## Given exercise
Which lines hold the word "Befolkningsutveckling"? Copy each one.

## Available data
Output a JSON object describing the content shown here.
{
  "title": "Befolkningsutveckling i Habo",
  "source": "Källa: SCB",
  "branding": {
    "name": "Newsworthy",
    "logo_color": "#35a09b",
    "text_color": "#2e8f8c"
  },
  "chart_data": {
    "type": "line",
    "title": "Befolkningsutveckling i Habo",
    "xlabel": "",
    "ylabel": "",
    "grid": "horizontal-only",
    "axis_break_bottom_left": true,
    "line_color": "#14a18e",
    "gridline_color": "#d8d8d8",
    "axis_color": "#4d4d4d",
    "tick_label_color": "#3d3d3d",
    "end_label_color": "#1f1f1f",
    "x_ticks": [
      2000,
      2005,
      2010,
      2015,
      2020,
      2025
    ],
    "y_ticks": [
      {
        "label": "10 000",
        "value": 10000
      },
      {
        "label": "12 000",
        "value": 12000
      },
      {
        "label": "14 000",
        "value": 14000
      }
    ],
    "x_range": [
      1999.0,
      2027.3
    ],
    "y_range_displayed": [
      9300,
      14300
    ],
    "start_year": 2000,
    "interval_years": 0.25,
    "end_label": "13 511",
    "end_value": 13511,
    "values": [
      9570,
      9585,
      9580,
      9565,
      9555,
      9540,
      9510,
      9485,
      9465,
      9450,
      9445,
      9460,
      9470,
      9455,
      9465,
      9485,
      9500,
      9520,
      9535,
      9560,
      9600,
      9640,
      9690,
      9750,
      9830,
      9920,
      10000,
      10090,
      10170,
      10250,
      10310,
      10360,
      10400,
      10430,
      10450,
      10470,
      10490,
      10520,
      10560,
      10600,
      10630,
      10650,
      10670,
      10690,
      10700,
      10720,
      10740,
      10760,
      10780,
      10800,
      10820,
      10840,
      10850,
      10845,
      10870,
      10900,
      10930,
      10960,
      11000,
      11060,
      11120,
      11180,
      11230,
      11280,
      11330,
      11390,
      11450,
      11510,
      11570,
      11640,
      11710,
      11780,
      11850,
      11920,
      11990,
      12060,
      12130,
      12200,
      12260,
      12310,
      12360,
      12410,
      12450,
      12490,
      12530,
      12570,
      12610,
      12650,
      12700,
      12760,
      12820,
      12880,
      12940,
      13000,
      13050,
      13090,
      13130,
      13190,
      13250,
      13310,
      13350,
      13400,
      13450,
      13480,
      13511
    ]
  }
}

## Solution
  "title": "Befolkningsutveckling i Habo",
    "title": "Befolkningsutveckling i Habo",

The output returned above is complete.